- [Data to use]:
------------
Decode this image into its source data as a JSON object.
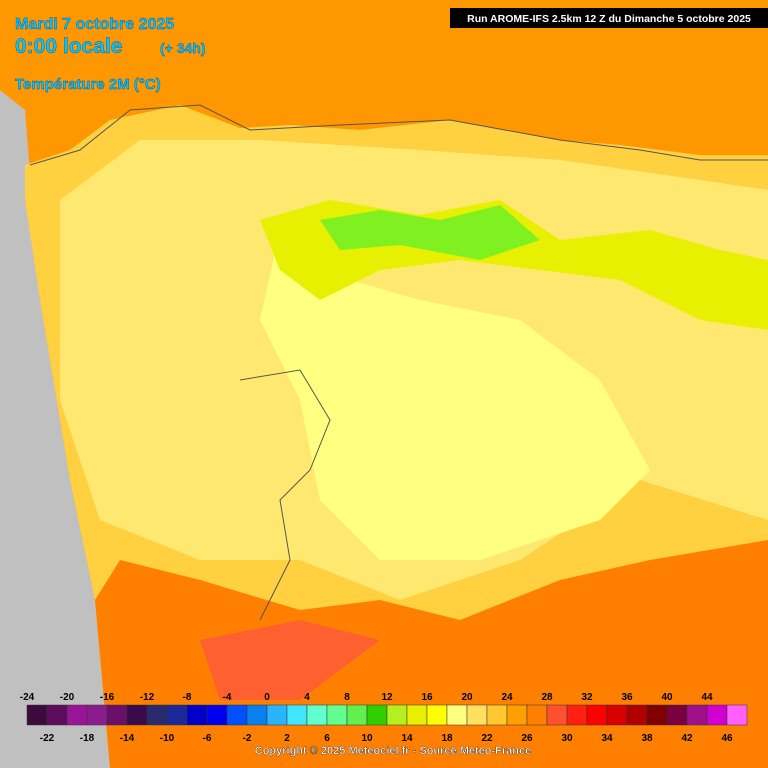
{
  "header": {
    "date": "Mardi 7 octobre 2025",
    "time": "0:00 locale",
    "lead": "(+ 34h)",
    "variable": "Température 2M (°C)",
    "run": "Run AROME-IFS 2.5km 12 Z du Dimanche 5 octobre 2025"
  },
  "legend": {
    "scale": [
      {
        "value": -24,
        "color": "#3c0a3c"
      },
      {
        "value": -22,
        "color": "#5c0c5c"
      },
      {
        "value": -20,
        "color": "#9a149a"
      },
      {
        "value": -18,
        "color": "#8c1c8c"
      },
      {
        "value": -16,
        "color": "#6a106a"
      },
      {
        "value": -14,
        "color": "#3a0a4a"
      },
      {
        "value": -12,
        "color": "#2a2a6e"
      },
      {
        "value": -10,
        "color": "#1a2a9a"
      },
      {
        "value": -8,
        "color": "#0000c8"
      },
      {
        "value": -6,
        "color": "#0000f0"
      },
      {
        "value": -4,
        "color": "#0050ff"
      },
      {
        "value": -2,
        "color": "#0a80f0"
      },
      {
        "value": 0,
        "color": "#28b4ff"
      },
      {
        "value": 2,
        "color": "#40e6ff"
      },
      {
        "value": 4,
        "color": "#60ffd0"
      },
      {
        "value": 6,
        "color": "#60ff90"
      },
      {
        "value": 8,
        "color": "#60f050"
      },
      {
        "value": 10,
        "color": "#30d000"
      },
      {
        "value": 12,
        "color": "#b4f020"
      },
      {
        "value": 14,
        "color": "#e6f000"
      },
      {
        "value": 16,
        "color": "#ffff00"
      },
      {
        "value": 18,
        "color": "#ffff80"
      },
      {
        "value": 20,
        "color": "#ffe060"
      },
      {
        "value": 22,
        "color": "#ffc830"
      },
      {
        "value": 24,
        "color": "#ffa000"
      },
      {
        "value": 26,
        "color": "#ff8000"
      },
      {
        "value": 28,
        "color": "#ff5030"
      },
      {
        "value": 30,
        "color": "#ff2010"
      },
      {
        "value": 32,
        "color": "#ff0000"
      },
      {
        "value": 34,
        "color": "#d80000"
      },
      {
        "value": 36,
        "color": "#b00000"
      },
      {
        "value": 38,
        "color": "#800000"
      },
      {
        "value": 40,
        "color": "#7a0040"
      },
      {
        "value": 42,
        "color": "#a0108a"
      },
      {
        "value": 44,
        "color": "#d000d0"
      },
      {
        "value": 46,
        "color": "#ff60ff"
      }
    ]
  },
  "footer": {
    "copyright": "Copyright © 2025 Meteociel.fr - Source Meteo-France"
  }
}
------------
- [Objective]:
Reproduce every line above as written, skipping pictures.

- [Output below]:
Decode this image into its source data as a JSON object.
{
  "header": {
    "date": "Mardi 7 octobre 2025",
    "time": "0:00 locale",
    "lead": "(+ 34h)",
    "variable": "Température 2M (°C)",
    "run": "Run AROME-IFS 2.5km 12 Z du Dimanche 5 octobre 2025"
  },
  "legend": {
    "scale": [
      {
        "value": -24,
        "color": "#3c0a3c"
      },
      {
        "value": -22,
        "color": "#5c0c5c"
      },
      {
        "value": -20,
        "color": "#9a149a"
      },
      {
        "value": -18,
        "color": "#8c1c8c"
      },
      {
        "value": -16,
        "color": "#6a106a"
      },
      {
        "value": -14,
        "color": "#3a0a4a"
      },
      {
        "value": -12,
        "color": "#2a2a6e"
      },
      {
        "value": -10,
        "color": "#1a2a9a"
      },
      {
        "value": -8,
        "color": "#0000c8"
      },
      {
        "value": -6,
        "color": "#0000f0"
      },
      {
        "value": -4,
        "color": "#0050ff"
      },
      {
        "value": -2,
        "color": "#0a80f0"
      },
      {
        "value": 0,
        "color": "#28b4ff"
      },
      {
        "value": 2,
        "color": "#40e6ff"
      },
      {
        "value": 4,
        "color": "#60ffd0"
      },
      {
        "value": 6,
        "color": "#60ff90"
      },
      {
        "value": 8,
        "color": "#60f050"
      },
      {
        "value": 10,
        "color": "#30d000"
      },
      {
        "value": 12,
        "color": "#b4f020"
      },
      {
        "value": 14,
        "color": "#e6f000"
      },
      {
        "value": 16,
        "color": "#ffff00"
      },
      {
        "value": 18,
        "color": "#ffff80"
      },
      {
        "value": 20,
        "color": "#ffe060"
      },
      {
        "value": 22,
        "color": "#ffc830"
      },
      {
        "value": 24,
        "color": "#ffa000"
      },
      {
        "value": 26,
        "color": "#ff8000"
      },
      {
        "value": 28,
        "color": "#ff5030"
      },
      {
        "value": 30,
        "color": "#ff2010"
      },
      {
        "value": 32,
        "color": "#ff0000"
      },
      {
        "value": 34,
        "color": "#d80000"
      },
      {
        "value": 36,
        "color": "#b00000"
      },
      {
        "value": 38,
        "color": "#800000"
      },
      {
        "value": 40,
        "color": "#7a0040"
      },
      {
        "value": 42,
        "color": "#a0108a"
      },
      {
        "value": 44,
        "color": "#d000d0"
      },
      {
        "value": 46,
        "color": "#ff60ff"
      }
    ]
  },
  "footer": {
    "copyright": "Copyright © 2025 Meteociel.fr - Source Meteo-France"
  }
}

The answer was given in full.